◆ DIRECTION 1 ◆
Copy out, word for word, the records starting at the line containing "hdr-ports: Ports: [655, 288, 765, 304]" and ending at the line containing "sort-down-icon[interactable]: ▼: [931, 325, 945, 343]", with both of those lines included.

Glovo, Jumia, and 6 businesses that have exited the Ghanaian market

Ghana’s economic climate has been a subject of increasing concern both domestically and internationally as several companies announce their exit from the market.

Despite the nation’s wealth of natural resources and relatively stable political environment, a myriad of economic challenges has led to the departure of significant players across various industries.

One of the primary reasons contributing to the exodus of businesses is the volatility of the Ghanaian cedi.

The currency’s depreciation has not only affected profit margins but has also intensified challenges for companies reliant on imports, exacerbating the already high inflation and cost of imports.

In addition to currency woes, Ghana has grappled with energy challenges, exemplified by frequent power outages, locally known as ‘Dumsor,’ and soaring utility costs.

These disruptions have not only hampered production processes but have also driven up operational expenses as companies resort to costly alternatives such as generators.

◆ DIRECTION 2 ◆
In the article on businesses leaving Ghana, excluding the title, list each distinct word that begins with a capital letter but is not the first word of its sentence.

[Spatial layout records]

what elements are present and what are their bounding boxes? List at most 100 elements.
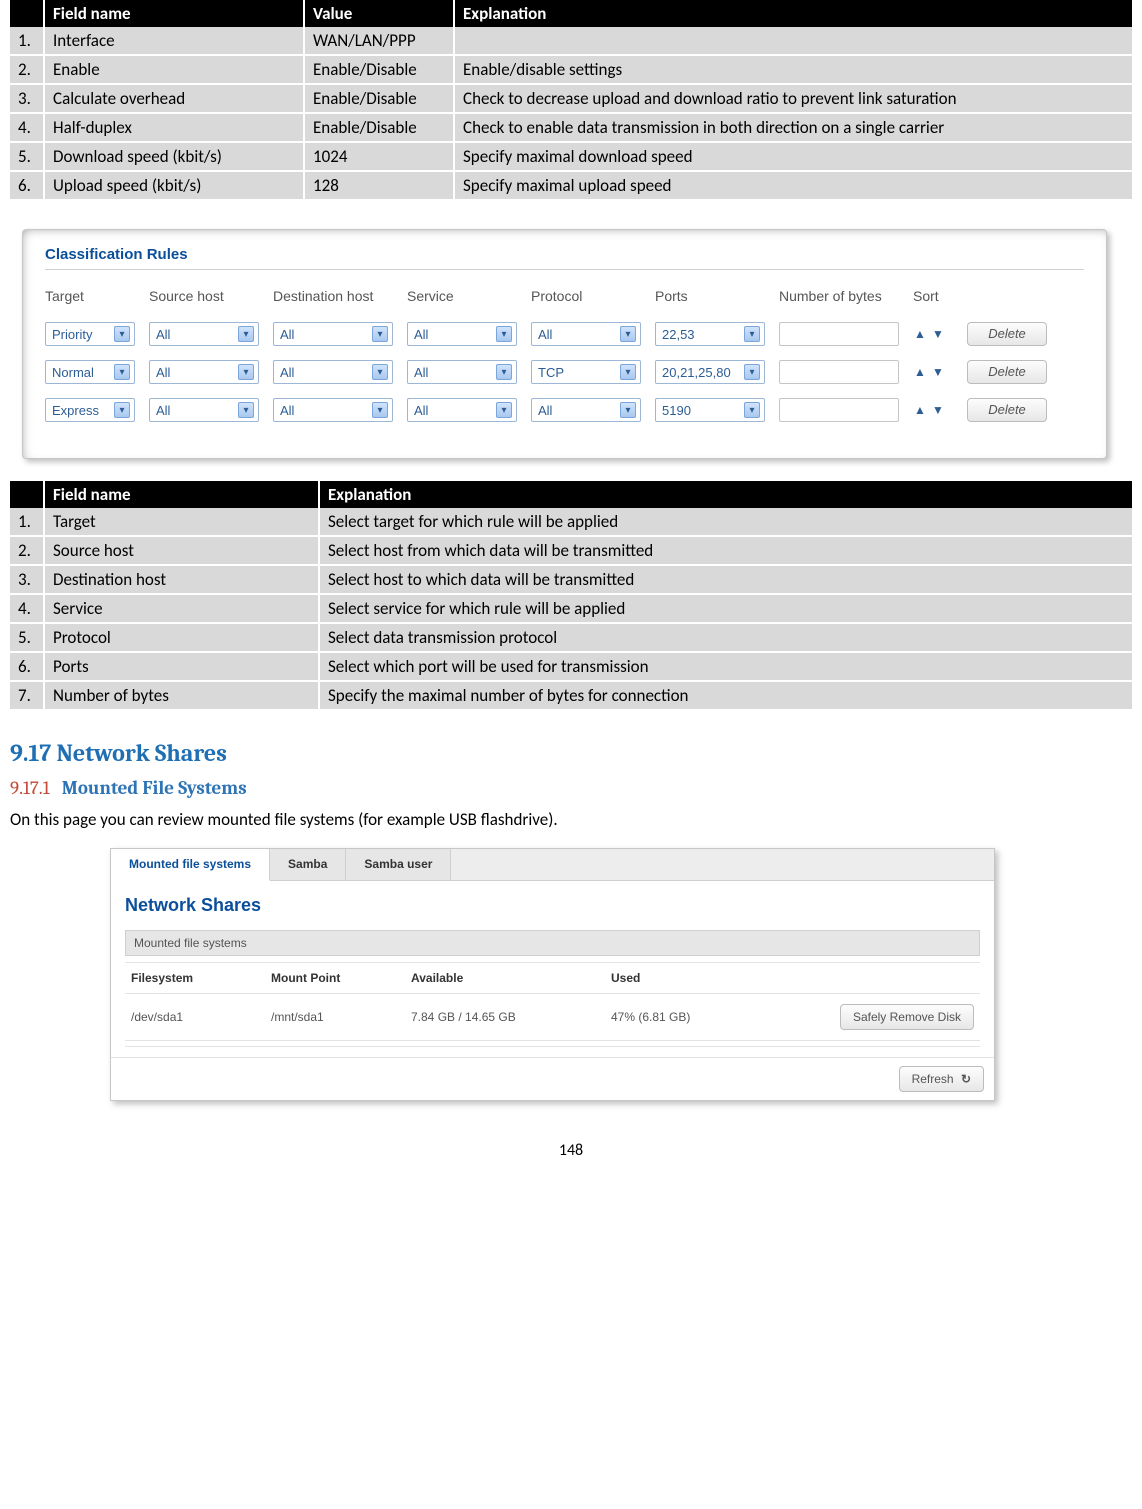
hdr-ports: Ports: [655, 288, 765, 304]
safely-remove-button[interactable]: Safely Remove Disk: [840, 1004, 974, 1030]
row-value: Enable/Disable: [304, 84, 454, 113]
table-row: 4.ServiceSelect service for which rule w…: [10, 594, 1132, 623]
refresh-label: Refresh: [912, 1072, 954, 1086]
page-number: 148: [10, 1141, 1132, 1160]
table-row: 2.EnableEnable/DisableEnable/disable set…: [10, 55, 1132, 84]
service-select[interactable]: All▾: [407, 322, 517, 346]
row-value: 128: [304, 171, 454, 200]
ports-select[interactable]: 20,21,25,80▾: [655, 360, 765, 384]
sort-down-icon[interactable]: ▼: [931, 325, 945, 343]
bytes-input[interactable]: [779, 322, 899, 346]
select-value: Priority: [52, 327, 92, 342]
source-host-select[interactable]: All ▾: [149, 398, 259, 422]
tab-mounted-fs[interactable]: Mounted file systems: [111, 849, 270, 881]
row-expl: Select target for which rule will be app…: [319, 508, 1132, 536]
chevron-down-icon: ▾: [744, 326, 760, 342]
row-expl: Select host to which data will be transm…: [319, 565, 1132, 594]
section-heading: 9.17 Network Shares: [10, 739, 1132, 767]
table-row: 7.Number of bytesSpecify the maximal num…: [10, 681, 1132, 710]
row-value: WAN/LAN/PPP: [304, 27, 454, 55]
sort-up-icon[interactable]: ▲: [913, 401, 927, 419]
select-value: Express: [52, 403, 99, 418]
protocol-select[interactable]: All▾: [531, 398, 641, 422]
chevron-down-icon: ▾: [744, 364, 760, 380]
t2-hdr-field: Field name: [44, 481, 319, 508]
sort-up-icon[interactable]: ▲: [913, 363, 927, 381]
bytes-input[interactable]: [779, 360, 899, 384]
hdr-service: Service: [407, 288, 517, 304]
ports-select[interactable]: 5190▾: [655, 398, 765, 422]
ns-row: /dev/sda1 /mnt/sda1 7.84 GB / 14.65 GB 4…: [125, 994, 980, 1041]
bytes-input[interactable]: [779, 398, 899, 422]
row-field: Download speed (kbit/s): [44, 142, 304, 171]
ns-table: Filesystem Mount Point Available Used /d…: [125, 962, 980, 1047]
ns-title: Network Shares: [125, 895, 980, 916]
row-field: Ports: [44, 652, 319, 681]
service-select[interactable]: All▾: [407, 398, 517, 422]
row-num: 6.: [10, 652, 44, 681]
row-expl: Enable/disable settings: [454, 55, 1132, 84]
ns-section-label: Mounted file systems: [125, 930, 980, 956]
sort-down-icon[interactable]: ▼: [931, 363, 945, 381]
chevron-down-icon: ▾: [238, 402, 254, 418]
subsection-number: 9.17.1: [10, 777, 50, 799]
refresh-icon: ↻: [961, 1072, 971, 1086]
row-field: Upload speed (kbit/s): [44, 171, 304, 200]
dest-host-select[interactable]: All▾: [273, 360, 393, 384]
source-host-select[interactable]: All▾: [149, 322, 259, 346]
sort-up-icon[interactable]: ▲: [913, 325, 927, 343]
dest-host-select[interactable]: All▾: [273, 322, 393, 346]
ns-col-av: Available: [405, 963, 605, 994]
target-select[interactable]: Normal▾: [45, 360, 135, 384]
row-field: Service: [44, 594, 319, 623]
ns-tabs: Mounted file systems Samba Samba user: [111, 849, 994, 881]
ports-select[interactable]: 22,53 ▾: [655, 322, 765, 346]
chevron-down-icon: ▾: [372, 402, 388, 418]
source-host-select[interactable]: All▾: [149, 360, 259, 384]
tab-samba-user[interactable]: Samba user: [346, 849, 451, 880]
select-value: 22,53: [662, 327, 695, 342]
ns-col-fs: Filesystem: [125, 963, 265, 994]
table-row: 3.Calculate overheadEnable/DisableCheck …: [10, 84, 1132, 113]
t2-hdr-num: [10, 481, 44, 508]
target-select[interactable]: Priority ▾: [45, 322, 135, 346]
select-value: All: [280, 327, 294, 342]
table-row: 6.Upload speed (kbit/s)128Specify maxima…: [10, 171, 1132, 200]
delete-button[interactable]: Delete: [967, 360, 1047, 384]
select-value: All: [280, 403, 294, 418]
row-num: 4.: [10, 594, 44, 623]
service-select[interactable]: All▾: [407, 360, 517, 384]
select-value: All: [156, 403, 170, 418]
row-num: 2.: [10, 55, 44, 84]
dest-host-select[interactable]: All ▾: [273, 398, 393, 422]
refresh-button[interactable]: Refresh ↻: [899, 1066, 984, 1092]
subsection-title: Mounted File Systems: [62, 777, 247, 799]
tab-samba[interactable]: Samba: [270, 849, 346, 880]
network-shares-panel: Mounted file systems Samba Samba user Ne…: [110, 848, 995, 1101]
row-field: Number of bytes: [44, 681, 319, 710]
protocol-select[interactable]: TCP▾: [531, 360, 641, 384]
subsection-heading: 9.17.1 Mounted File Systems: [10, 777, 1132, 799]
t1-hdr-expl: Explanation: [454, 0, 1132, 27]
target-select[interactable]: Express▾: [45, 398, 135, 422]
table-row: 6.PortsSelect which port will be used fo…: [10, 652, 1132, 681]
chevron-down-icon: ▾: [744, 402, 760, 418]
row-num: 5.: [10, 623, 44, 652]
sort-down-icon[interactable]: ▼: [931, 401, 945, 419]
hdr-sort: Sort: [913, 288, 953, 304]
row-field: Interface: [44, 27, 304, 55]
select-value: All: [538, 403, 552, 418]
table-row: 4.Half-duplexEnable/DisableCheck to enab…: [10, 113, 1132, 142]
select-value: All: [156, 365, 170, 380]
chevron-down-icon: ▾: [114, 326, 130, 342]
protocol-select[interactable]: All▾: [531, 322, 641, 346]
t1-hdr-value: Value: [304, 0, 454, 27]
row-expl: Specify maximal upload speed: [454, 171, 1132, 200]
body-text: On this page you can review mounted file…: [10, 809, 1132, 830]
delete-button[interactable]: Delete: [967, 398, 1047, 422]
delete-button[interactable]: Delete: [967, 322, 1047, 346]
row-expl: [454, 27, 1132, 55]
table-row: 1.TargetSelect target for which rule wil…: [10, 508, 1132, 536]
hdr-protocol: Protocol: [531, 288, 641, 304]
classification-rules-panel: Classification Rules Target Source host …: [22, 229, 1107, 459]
---
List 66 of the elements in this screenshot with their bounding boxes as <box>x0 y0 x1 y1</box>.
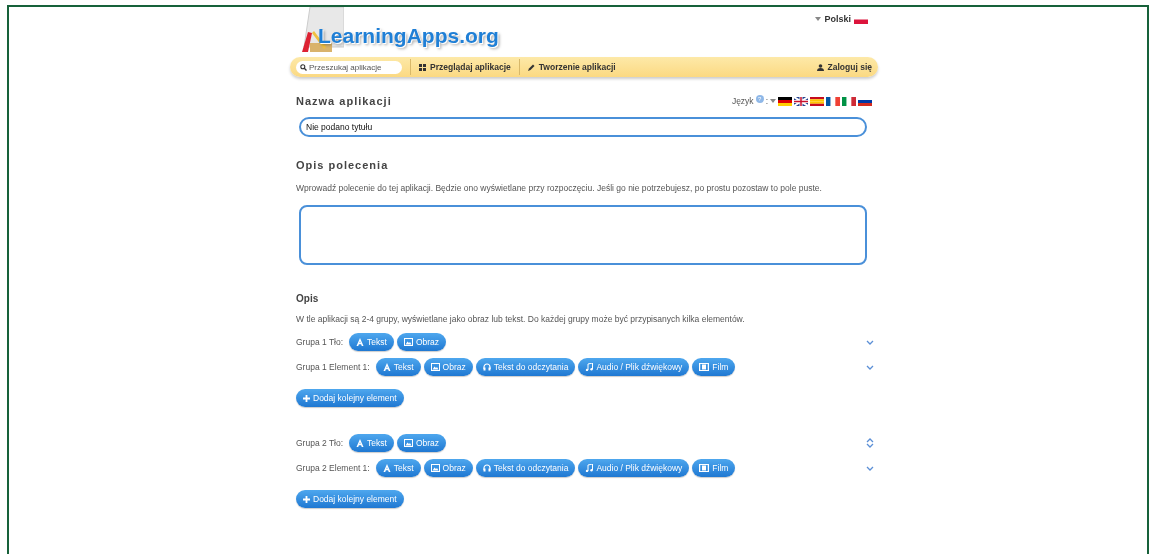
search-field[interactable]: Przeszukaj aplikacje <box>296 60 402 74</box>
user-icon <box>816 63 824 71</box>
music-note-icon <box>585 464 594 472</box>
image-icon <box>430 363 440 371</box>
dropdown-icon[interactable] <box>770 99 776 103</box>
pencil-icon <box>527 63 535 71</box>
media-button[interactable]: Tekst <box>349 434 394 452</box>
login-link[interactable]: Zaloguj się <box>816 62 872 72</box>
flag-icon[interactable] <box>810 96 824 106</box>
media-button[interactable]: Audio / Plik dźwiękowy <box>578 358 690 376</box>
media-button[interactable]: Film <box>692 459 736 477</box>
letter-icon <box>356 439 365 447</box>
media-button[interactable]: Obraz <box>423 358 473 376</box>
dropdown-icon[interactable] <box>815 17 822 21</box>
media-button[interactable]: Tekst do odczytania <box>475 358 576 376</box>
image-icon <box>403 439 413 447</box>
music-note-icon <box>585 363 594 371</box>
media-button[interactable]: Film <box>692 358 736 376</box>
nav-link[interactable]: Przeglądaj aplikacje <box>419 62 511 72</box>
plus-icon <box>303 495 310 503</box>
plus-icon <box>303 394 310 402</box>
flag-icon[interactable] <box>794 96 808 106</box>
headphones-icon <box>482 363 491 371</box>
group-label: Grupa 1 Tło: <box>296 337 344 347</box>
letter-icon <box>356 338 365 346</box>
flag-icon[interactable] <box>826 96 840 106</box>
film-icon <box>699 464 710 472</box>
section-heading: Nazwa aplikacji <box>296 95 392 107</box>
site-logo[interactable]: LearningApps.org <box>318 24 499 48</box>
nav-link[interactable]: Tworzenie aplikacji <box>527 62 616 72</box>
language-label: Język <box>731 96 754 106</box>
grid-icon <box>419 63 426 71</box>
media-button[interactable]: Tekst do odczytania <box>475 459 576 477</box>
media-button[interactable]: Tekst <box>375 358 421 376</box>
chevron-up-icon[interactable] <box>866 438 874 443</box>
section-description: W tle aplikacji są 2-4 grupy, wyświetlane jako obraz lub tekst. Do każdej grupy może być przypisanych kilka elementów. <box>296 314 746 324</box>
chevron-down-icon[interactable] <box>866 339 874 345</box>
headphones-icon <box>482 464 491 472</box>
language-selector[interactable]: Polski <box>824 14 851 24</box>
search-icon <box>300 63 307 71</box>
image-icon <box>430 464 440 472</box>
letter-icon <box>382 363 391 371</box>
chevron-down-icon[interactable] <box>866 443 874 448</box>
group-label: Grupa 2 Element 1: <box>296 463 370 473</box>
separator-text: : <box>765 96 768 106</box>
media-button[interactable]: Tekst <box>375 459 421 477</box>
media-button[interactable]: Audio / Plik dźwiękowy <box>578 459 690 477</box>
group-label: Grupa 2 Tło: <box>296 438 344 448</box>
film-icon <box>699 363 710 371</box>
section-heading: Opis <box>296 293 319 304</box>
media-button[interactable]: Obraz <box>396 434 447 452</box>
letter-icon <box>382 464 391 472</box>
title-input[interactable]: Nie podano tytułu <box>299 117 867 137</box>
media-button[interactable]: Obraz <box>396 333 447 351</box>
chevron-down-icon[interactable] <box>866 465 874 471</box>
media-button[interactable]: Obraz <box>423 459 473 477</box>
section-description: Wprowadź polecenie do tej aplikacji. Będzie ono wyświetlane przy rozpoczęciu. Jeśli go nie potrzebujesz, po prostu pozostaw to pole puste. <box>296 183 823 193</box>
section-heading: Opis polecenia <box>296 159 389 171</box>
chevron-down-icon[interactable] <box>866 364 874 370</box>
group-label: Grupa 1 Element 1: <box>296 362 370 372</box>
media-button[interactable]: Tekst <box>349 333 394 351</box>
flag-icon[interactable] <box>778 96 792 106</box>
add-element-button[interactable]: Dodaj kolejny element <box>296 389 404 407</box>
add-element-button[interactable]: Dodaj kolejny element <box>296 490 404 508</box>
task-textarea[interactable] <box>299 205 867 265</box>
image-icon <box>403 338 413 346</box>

◆ COMPLETE ANSWER 1 ◆
hdr-ports: Ports: [655, 288, 765, 304]
safely-remove-button[interactable]: Safely Remove Disk: [840, 1004, 974, 1030]
row-value: Enable/Disable: [304, 84, 454, 113]
table-row: 4.ServiceSelect service for which rule w…: [10, 594, 1132, 623]
refresh-label: Refresh: [912, 1072, 954, 1086]
page-number: 148: [10, 1141, 1132, 1160]
table-row: 2.EnableEnable/DisableEnable/disable set…: [10, 55, 1132, 84]
service-select[interactable]: All▾: [407, 322, 517, 346]
row-value: 128: [304, 171, 454, 200]
ports-select[interactable]: 20,21,25,80▾: [655, 360, 765, 384]
sort-down-icon[interactable]: ▼: [931, 325, 945, 343]

◆ COMPLETE ANSWER 2 ◆
Ghanaian, Ghana, Dumsor